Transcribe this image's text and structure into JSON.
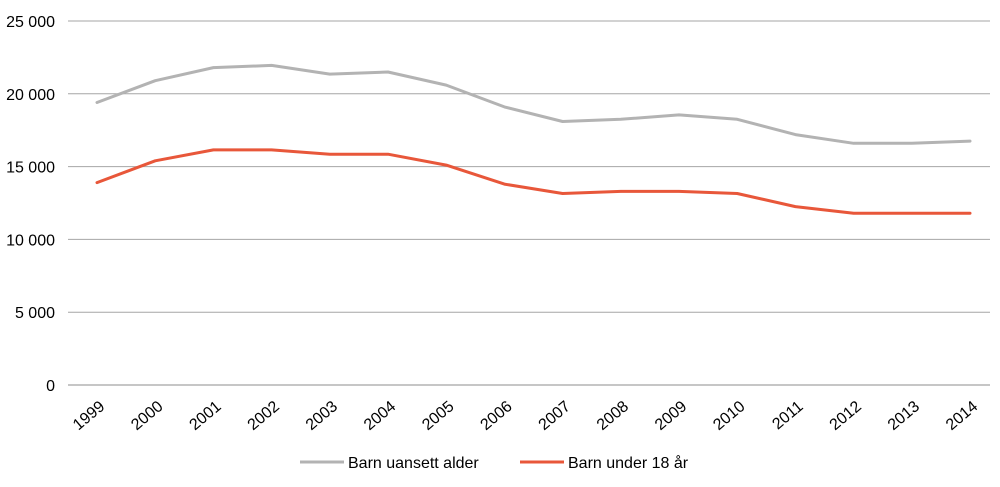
{
  "chart_data": {
    "type": "line",
    "title": "",
    "xlabel": "",
    "ylabel": "",
    "ylim": [
      0,
      25000
    ],
    "y_ticks": [
      0,
      5000,
      10000,
      15000,
      20000,
      25000
    ],
    "y_tick_labels": [
      "0",
      "5 000",
      "10 000",
      "15 000",
      "20 000",
      "25 000"
    ],
    "grid": true,
    "legend_position": "bottom",
    "x": [
      "1999",
      "2000",
      "2001",
      "2002",
      "2003",
      "2004",
      "2005",
      "2006",
      "2007",
      "2008",
      "2009",
      "2010",
      "2011",
      "2012",
      "2013",
      "2014"
    ],
    "series": [
      {
        "name": "Barn uansett alder",
        "color": "#b3b3b3",
        "values": [
          19400,
          20900,
          21800,
          21950,
          21350,
          21500,
          20600,
          19100,
          18100,
          18250,
          18550,
          18250,
          17200,
          16600,
          16600,
          16750
        ]
      },
      {
        "name": "Barn under 18 år",
        "color": "#e8573a",
        "values": [
          13900,
          15400,
          16150,
          16150,
          15850,
          15850,
          15100,
          13800,
          13150,
          13300,
          13300,
          13150,
          12250,
          11800,
          11800,
          11800
        ]
      }
    ]
  }
}
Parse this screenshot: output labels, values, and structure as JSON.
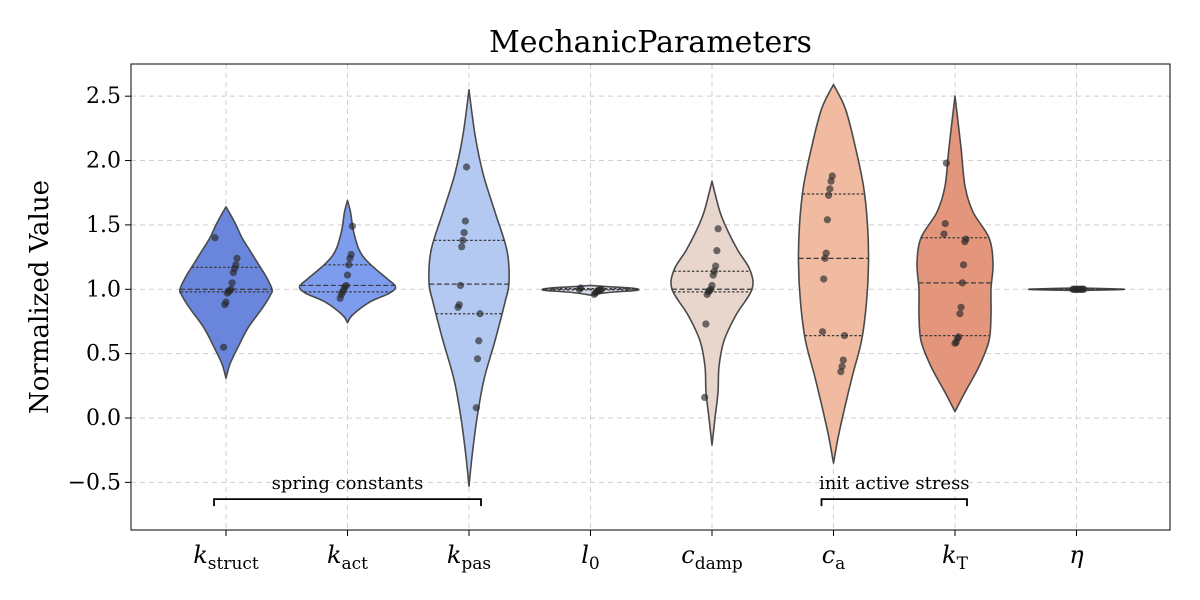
{
  "chart_data": {
    "type": "violin",
    "title": "MechanicParameters",
    "xlabel": "",
    "ylabel": "Normalized Value",
    "ylim": [
      -0.87,
      2.75
    ],
    "yticks": [
      -0.5,
      0.0,
      0.5,
      1.0,
      1.5,
      2.0,
      2.5
    ],
    "ytick_labels": [
      "−0.5",
      "0.0",
      "0.5",
      "1.0",
      "1.5",
      "2.0",
      "2.5"
    ],
    "grid": true,
    "categories": [
      {
        "label": "k",
        "sub": "struct",
        "color": "#6a86dc",
        "quartiles": [
          0.98,
          1.0,
          1.17
        ],
        "profile": [
          [
            0.31,
            0
          ],
          [
            0.42,
            4
          ],
          [
            0.55,
            12
          ],
          [
            0.7,
            22
          ],
          [
            0.85,
            36
          ],
          [
            0.95,
            44
          ],
          [
            1.0,
            46
          ],
          [
            1.1,
            40
          ],
          [
            1.2,
            32
          ],
          [
            1.3,
            24
          ],
          [
            1.4,
            16
          ],
          [
            1.5,
            10
          ],
          [
            1.6,
            3
          ],
          [
            1.64,
            0
          ]
        ],
        "points": [
          1.4,
          1.24,
          1.19,
          1.16,
          1.13,
          1.05,
          1.0,
          0.99,
          0.98,
          0.97,
          0.9,
          0.88,
          0.55
        ]
      },
      {
        "label": "k",
        "sub": "act",
        "color": "#7e9ced",
        "quartiles": [
          0.98,
          1.03,
          1.19
        ],
        "profile": [
          [
            0.74,
            0
          ],
          [
            0.8,
            5
          ],
          [
            0.9,
            22
          ],
          [
            0.97,
            42
          ],
          [
            1.02,
            48
          ],
          [
            1.08,
            40
          ],
          [
            1.2,
            22
          ],
          [
            1.3,
            12
          ],
          [
            1.45,
            6
          ],
          [
            1.6,
            3
          ],
          [
            1.69,
            0
          ]
        ],
        "points": [
          1.49,
          1.27,
          1.24,
          1.19,
          1.11,
          1.03,
          1.02,
          1.0,
          0.98,
          0.96,
          0.93
        ]
      },
      {
        "label": "k",
        "sub": "pas",
        "color": "#b3c9f2",
        "quartiles": [
          0.81,
          1.04,
          1.38
        ],
        "profile": [
          [
            -0.53,
            0
          ],
          [
            -0.3,
            3
          ],
          [
            0.0,
            8
          ],
          [
            0.3,
            15
          ],
          [
            0.6,
            26
          ],
          [
            0.9,
            36
          ],
          [
            1.05,
            40
          ],
          [
            1.3,
            38
          ],
          [
            1.6,
            26
          ],
          [
            1.9,
            14
          ],
          [
            2.2,
            6
          ],
          [
            2.55,
            0
          ]
        ],
        "points": [
          1.95,
          1.53,
          1.44,
          1.38,
          1.33,
          1.03,
          0.88,
          0.86,
          0.81,
          0.6,
          0.46,
          0.08
        ]
      },
      {
        "label": "l",
        "sub": "0",
        "color": "#d5dbeb",
        "quartiles": [
          0.995,
          1.0,
          1.005
        ],
        "profile": [
          [
            0.955,
            0
          ],
          [
            0.975,
            18
          ],
          [
            0.99,
            44
          ],
          [
            1.0,
            48
          ],
          [
            1.01,
            40
          ],
          [
            1.02,
            18
          ],
          [
            1.03,
            0
          ]
        ],
        "points": [
          1.01,
          1.0,
          1.0,
          1.0,
          0.99,
          0.99,
          0.98,
          0.97,
          0.96
        ]
      },
      {
        "label": "c",
        "sub": "damp",
        "color": "#e8d5cb",
        "quartiles": [
          0.98,
          1.0,
          1.14
        ],
        "profile": [
          [
            -0.21,
            0
          ],
          [
            0.0,
            3
          ],
          [
            0.2,
            6
          ],
          [
            0.4,
            7
          ],
          [
            0.6,
            12
          ],
          [
            0.8,
            24
          ],
          [
            1.0,
            40
          ],
          [
            1.15,
            38
          ],
          [
            1.3,
            26
          ],
          [
            1.45,
            16
          ],
          [
            1.6,
            8
          ],
          [
            1.84,
            0
          ]
        ],
        "points": [
          1.47,
          1.3,
          1.18,
          1.14,
          1.11,
          1.03,
          1.0,
          0.99,
          0.98,
          0.96,
          0.73,
          0.16
        ]
      },
      {
        "label": "c",
        "sub": "a",
        "color": "#f0bba0",
        "quartiles": [
          0.64,
          1.24,
          1.74
        ],
        "profile": [
          [
            -0.35,
            0
          ],
          [
            -0.1,
            6
          ],
          [
            0.3,
            18
          ],
          [
            0.6,
            28
          ],
          [
            0.9,
            33
          ],
          [
            1.2,
            35
          ],
          [
            1.5,
            34
          ],
          [
            1.8,
            30
          ],
          [
            2.1,
            22
          ],
          [
            2.4,
            12
          ],
          [
            2.59,
            0
          ]
        ],
        "points": [
          1.88,
          1.84,
          1.78,
          1.73,
          1.54,
          1.28,
          1.24,
          1.08,
          0.67,
          0.64,
          0.45,
          0.4,
          0.36
        ]
      },
      {
        "label": "k",
        "sub": "T",
        "color": "#e3967c",
        "quartiles": [
          0.64,
          1.05,
          1.4
        ],
        "profile": [
          [
            0.05,
            0
          ],
          [
            0.2,
            10
          ],
          [
            0.4,
            24
          ],
          [
            0.6,
            34
          ],
          [
            0.8,
            36
          ],
          [
            1.0,
            36
          ],
          [
            1.2,
            38
          ],
          [
            1.4,
            34
          ],
          [
            1.6,
            18
          ],
          [
            1.8,
            10
          ],
          [
            2.1,
            6
          ],
          [
            2.5,
            0
          ]
        ],
        "points": [
          1.98,
          1.51,
          1.43,
          1.39,
          1.37,
          1.19,
          1.05,
          0.86,
          0.81,
          0.63,
          0.62,
          0.59,
          0.58
        ]
      },
      {
        "label": "η",
        "sub": "",
        "color": "#f2f2f2",
        "quartiles": [
          1.0,
          1.0,
          1.0
        ],
        "profile": [
          [
            0.99,
            0
          ],
          [
            0.995,
            30
          ],
          [
            1.0,
            48
          ],
          [
            1.005,
            30
          ],
          [
            1.01,
            0
          ]
        ],
        "points": [
          1.0,
          1.0,
          1.0,
          1.0,
          1.0,
          1.0,
          1.0,
          1.0,
          1.0,
          1.0
        ]
      }
    ],
    "annotations": [
      {
        "text": "spring constants",
        "from": 0,
        "to": 2,
        "y": -0.63
      },
      {
        "text": "init active stress",
        "from": 5,
        "to": 6,
        "y": -0.63
      }
    ]
  }
}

* * * * * * * * *

## Requirement
Copy each line in the data that holds the word "text".

## Result of this exercise
Transcribe this image's text and structure into JSON.
        "text": "spring constants",
        "text": "init active stress",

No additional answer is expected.